_Instructions for the task_
Write out all of the entries that follow, word for word, but skip the pictures.

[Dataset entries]
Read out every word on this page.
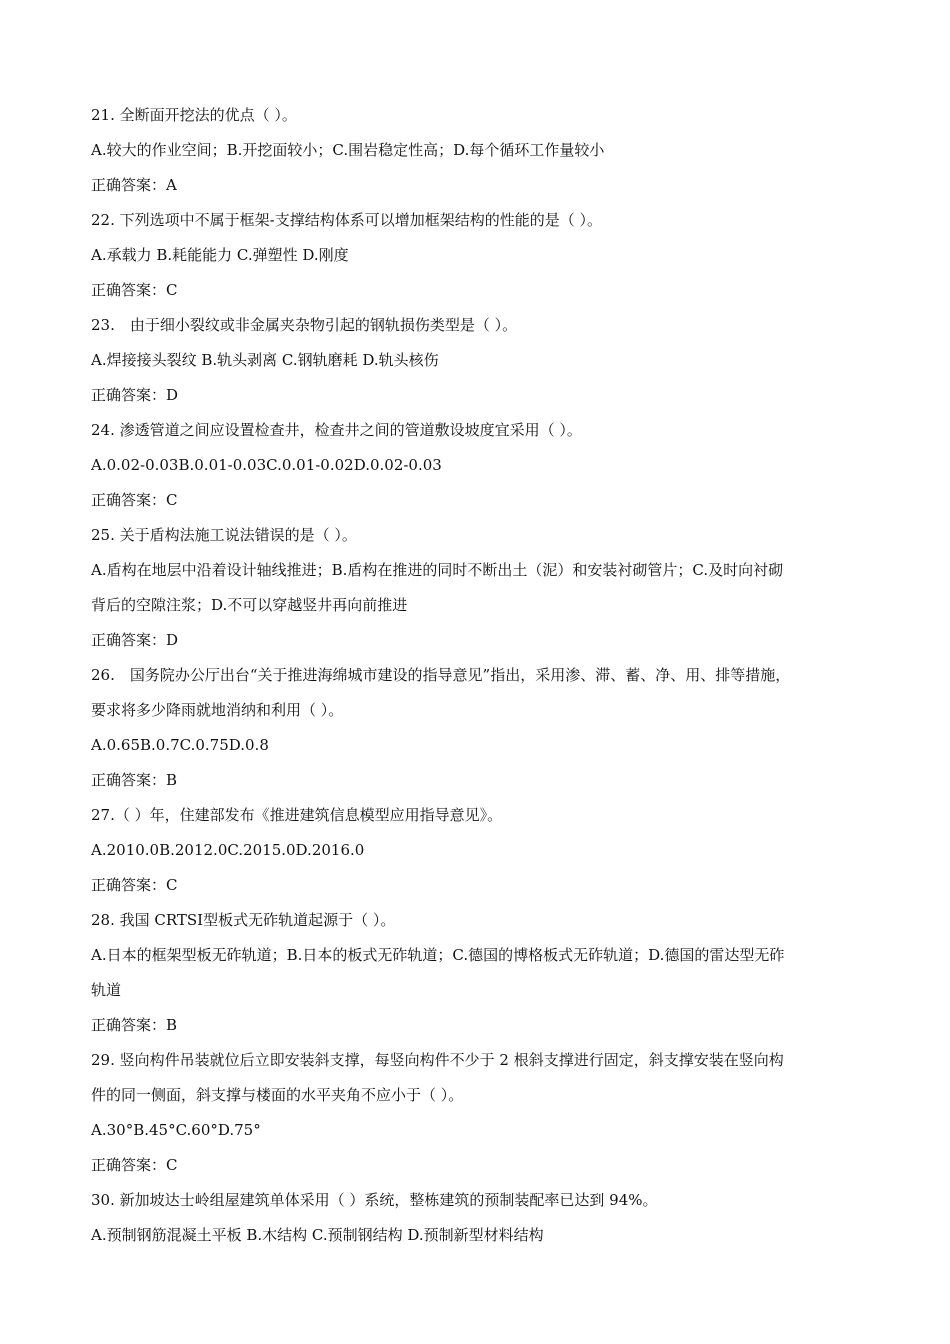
21. 全断面开挖法的优点（ ）。
A.较大的作业空间；B.开挖面较小；C.围岩稳定性高；D.每个循环工作量较小
正确答案：A
22. 下列选项中不属于框架-支撑结构体系可以增加框架结构的性能的是（ ）。
A.承载力 B.耗能能力 C.弹塑性 D.刚度
正确答案：C
23.　由于细小裂纹或非金属夹杂物引起的钢轨损伤类型是（ ）。
A.焊接接头裂纹 B.轨头剥离 C.钢轨磨耗 D.轨头核伤
正确答案：D
24. 渗透管道之间应设置检查井，检查井之间的管道敷设坡度宜采用（ ）。
A.0.02-0.03B.0.01-0.03C.0.01-0.02D.0.02-0.03
正确答案：C
25. 关于盾构法施工说法错误的是（ ）。
A.盾构在地层中沿着设计轴线推进；B.盾构在推进的同时不断出土（泥）和安装衬砌管片；C.及时向衬砌
背后的空隙注浆；D.不可以穿越竖井再向前推进
正确答案：D
26.　国务院办公厅出台“关于推进海绵城市建设的指导意见”指出，采用渗、滞、蓄、净、用、排等措施，
要求将多少降雨就地消纳和利用（ ）。
A.0.65B.0.7C.0.75D.0.8
正确答案：B
27.（ ）年，住建部发布《推进建筑信息模型应用指导意见》。
A.2010.0B.2012.0C.2015.0D.2016.0
正确答案：C
28. 我国 CRTSⅠ型板式无砟轨道起源于（ ）。
A.日本的框架型板无砟轨道；B.日本的板式无砟轨道；C.德国的博格板式无砟轨道；D.德国的雷达型无砟
轨道
正确答案：B
29. 竖向构件吊装就位后立即安装斜支撑，每竖向构件不少于 2 根斜支撑进行固定，斜支撑安装在竖向构
件的同一侧面，斜支撑与楼面的水平夹角不应小于（ ）。
A.30°B.45°C.60°D.75°
正确答案：C
30. 新加坡达士岭组屋建筑单体采用（ ）系统，整栋建筑的预制装配率已达到 94%。
A.预制钢筋混凝土平板 B.木结构 C.预制钢结构 D.预制新型材料结构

_Result below_
Read out every word on this page.
21. 全断面开挖法的优点（ ）。
A.较大的作业空间；B.开挖面较小；C.围岩稳定性高；D.每个循环工作量较小
正确答案：A
22. 下列选项中不属于框架-支撑结构体系可以增加框架结构的性能的是（ ）。
A.承载力 B.耗能能力 C.弹塑性 D.刚度
正确答案：C
23.　由于细小裂纹或非金属夹杂物引起的钢轨损伤类型是（ ）。
A.焊接接头裂纹 B.轨头剥离 C.钢轨磨耗 D.轨头核伤
正确答案：D
24. 渗透管道之间应设置检查井，检查井之间的管道敷设坡度宜采用（ ）。
A.0.02-0.03B.0.01-0.03C.0.01-0.02D.0.02-0.03
正确答案：C
25. 关于盾构法施工说法错误的是（ ）。
A.盾构在地层中沿着设计轴线推进；B.盾构在推进的同时不断出土（泥）和安装衬砌管片；C.及时向衬砌
背后的空隙注浆；D.不可以穿越竖井再向前推进
正确答案：D
26.　国务院办公厅出台“关于推进海绵城市建设的指导意见”指出，采用渗、滞、蓄、净、用、排等措施，
要求将多少降雨就地消纳和利用（ ）。
A.0.65B.0.7C.0.75D.0.8
正确答案：B
27.（ ）年，住建部发布《推进建筑信息模型应用指导意见》。
A.2010.0B.2012.0C.2015.0D.2016.0
正确答案：C
28. 我国 CRTSⅠ型板式无砟轨道起源于（ ）。
A.日本的框架型板无砟轨道；B.日本的板式无砟轨道；C.德国的博格板式无砟轨道；D.德国的雷达型无砟
轨道
正确答案：B
29. 竖向构件吊装就位后立即安装斜支撑，每竖向构件不少于 2 根斜支撑进行固定，斜支撑安装在竖向构
件的同一侧面，斜支撑与楼面的水平夹角不应小于（ ）。
A.30°B.45°C.60°D.75°
正确答案：C
30. 新加坡达士岭组屋建筑单体采用（ ）系统，整栋建筑的预制装配率已达到 94%。
A.预制钢筋混凝土平板 B.木结构 C.预制钢结构 D.预制新型材料结构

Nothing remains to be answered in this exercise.